Set problem:
Your task is to copy the material exactly.

Exercise material:
┌──

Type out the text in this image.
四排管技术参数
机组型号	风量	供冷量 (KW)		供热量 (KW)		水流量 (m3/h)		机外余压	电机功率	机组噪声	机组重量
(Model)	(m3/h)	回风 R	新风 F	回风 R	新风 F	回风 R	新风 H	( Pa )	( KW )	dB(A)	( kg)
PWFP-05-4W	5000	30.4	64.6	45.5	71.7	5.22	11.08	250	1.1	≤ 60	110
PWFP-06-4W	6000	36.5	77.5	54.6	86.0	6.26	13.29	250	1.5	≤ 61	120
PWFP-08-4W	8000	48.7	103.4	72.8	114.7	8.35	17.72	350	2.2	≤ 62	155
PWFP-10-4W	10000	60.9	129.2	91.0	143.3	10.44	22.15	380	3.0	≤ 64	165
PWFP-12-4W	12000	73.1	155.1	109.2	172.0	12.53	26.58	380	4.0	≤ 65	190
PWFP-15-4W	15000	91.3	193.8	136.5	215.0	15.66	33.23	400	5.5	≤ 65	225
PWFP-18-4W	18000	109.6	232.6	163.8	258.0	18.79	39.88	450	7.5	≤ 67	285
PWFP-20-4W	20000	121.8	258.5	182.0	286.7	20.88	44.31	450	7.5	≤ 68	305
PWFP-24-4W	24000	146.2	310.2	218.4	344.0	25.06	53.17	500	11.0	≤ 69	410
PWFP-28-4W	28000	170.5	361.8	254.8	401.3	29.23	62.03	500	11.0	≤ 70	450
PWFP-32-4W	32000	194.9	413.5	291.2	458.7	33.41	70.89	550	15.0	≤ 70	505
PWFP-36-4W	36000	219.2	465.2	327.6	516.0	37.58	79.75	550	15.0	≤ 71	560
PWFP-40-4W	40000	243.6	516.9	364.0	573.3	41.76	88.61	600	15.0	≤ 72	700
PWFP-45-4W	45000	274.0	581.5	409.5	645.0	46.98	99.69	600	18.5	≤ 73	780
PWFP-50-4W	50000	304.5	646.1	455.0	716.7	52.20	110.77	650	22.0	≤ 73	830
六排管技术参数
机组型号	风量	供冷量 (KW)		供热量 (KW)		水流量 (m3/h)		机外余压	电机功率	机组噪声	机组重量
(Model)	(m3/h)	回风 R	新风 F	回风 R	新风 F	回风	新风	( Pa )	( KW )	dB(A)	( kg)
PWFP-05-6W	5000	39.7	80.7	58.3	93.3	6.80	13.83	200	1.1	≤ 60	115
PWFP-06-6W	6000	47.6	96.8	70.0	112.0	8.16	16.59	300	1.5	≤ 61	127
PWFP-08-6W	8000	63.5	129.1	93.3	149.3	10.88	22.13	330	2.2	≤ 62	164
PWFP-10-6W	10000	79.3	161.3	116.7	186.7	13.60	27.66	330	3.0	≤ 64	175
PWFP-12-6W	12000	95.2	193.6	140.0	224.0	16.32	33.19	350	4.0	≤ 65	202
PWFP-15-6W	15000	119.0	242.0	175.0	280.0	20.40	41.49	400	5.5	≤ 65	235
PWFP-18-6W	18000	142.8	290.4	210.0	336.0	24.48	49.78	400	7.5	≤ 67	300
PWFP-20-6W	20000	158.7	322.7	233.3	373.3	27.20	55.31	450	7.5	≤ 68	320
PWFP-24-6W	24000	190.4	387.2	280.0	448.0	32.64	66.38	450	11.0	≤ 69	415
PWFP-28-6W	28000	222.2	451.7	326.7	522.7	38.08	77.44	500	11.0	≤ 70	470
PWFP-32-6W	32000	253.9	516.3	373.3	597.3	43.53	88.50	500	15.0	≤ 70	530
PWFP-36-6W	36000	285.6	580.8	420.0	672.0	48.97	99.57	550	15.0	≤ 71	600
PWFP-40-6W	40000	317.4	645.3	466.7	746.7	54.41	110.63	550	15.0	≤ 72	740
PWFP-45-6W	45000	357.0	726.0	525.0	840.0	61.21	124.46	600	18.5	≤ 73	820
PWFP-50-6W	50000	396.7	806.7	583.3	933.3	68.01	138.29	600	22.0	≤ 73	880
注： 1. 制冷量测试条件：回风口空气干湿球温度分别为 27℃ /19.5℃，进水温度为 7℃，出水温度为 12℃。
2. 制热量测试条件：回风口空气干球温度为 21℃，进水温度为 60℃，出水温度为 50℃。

└──

Task response:
Type out the text in this image.
四排管技术参数
机组型号	风量	供冷量 (KW)		供热量 (KW)		水流量 (m3/h)		机外余压	电机功率	机组噪声	机组重量
(Model)	(m3/h)	回风 R	新风 F	回风 R	新风 F	回风 R	新风 H	( Pa )	( KW )	dB(A)	( kg)
PWFP-05-4W	5000	30.4	64.6	45.5	71.7	5.22	11.08	250	1.1	≤ 60	110
PWFP-06-4W	6000	36.5	77.5	54.6	86.0	6.26	13.29	250	1.5	≤ 61	120
PWFP-08-4W	8000	48.7	103.4	72.8	114.7	8.35	17.72	350	2.2	≤ 62	155
PWFP-10-4W	10000	60.9	129.2	91.0	143.3	10.44	22.15	380	3.0	≤ 64	165
PWFP-12-4W	12000	73.1	155.1	109.2	172.0	12.53	26.58	380	4.0	≤ 65	190
PWFP-15-4W	15000	91.3	193.8	136.5	215.0	15.66	33.23	400	5.5	≤ 65	225
PWFP-18-4W	18000	109.6	232.6	163.8	258.0	18.79	39.88	450	7.5	≤ 67	285
PWFP-20-4W	20000	121.8	258.5	182.0	286.7	20.88	44.31	450	7.5	≤ 68	305
PWFP-24-4W	24000	146.2	310.2	218.4	344.0	25.06	53.17	500	11.0	≤ 69	410
PWFP-28-4W	28000	170.5	361.8	254.8	401.3	29.23	62.03	500	11.0	≤ 70	450
PWFP-32-4W	32000	194.9	413.5	291.2	458.7	33.41	70.89	550	15.0	≤ 70	505
PWFP-36-4W	36000	219.2	465.2	327.6	516.0	37.58	79.75	550	15.0	≤ 71	560
PWFP-40-4W	40000	243.6	516.9	364.0	573.3	41.76	88.61	600	15.0	≤ 72	700
PWFP-45-4W	45000	274.0	581.5	409.5	645.0	46.98	99.69	600	18.5	≤ 73	780
PWFP-50-4W	50000	304.5	646.1	455.0	716.7	52.20	110.77	650	22.0	≤ 73	830
六排管技术参数
机组型号	风量	供冷量 (KW)		供热量 (KW)		水流量 (m3/h)		机外余压	电机功率	机组噪声	机组重量
(Model)	(m3/h)	回风 R	新风 F	回风 R	新风 F	回风	新风	( Pa )	( KW )	dB(A)	( kg)
PWFP-05-6W	5000	39.7	80.7	58.3	93.3	6.80	13.83	200	1.1	≤ 60	115
PWFP-06-6W	6000	47.6	96.8	70.0	112.0	8.16	16.59	300	1.5	≤ 61	127
PWFP-08-6W	8000	63.5	129.1	93.3	149.3	10.88	22.13	330	2.2	≤ 62	164
PWFP-10-6W	10000	79.3	161.3	116.7	186.7	13.60	27.66	330	3.0	≤ 64	175
PWFP-12-6W	12000	95.2	193.6	140.0	224.0	16.32	33.19	350	4.0	≤ 65	202
PWFP-15-6W	15000	119.0	242.0	175.0	280.0	20.40	41.49	400	5.5	≤ 65	235
PWFP-18-6W	18000	142.8	290.4	210.0	336.0	24.48	49.78	400	7.5	≤ 67	300
PWFP-20-6W	20000	158.7	322.7	233.3	373.3	27.20	55.31	450	7.5	≤ 68	320
PWFP-24-6W	24000	190.4	387.2	280.0	448.0	32.64	66.38	450	11.0	≤ 69	415
PWFP-28-6W	28000	222.2	451.7	326.7	522.7	38.08	77.44	500	11.0	≤ 70	470
PWFP-32-6W	32000	253.9	516.3	373.3	597.3	43.53	88.50	500	15.0	≤ 70	530
PWFP-36-6W	36000	285.6	580.8	420.0	672.0	48.97	99.57	550	15.0	≤ 71	600
PWFP-40-6W	40000	317.4	645.3	466.7	746.7	54.41	110.63	550	15.0	≤ 72	740
PWFP-45-6W	45000	357.0	726.0	525.0	840.0	61.21	124.46	600	18.5	≤ 73	820
PWFP-50-6W	50000	396.7	806.7	583.3	933.3	68.01	138.29	600	22.0	≤ 73	880
注： 1. 制冷量测试条件：回风口空气干湿球温度分别为 27℃ /19.5℃，进水温度为 7℃，出水温度为 12℃。
2. 制热量测试条件：回风口空气干球温度为 21℃，进水温度为 60℃，出水温度为 50℃。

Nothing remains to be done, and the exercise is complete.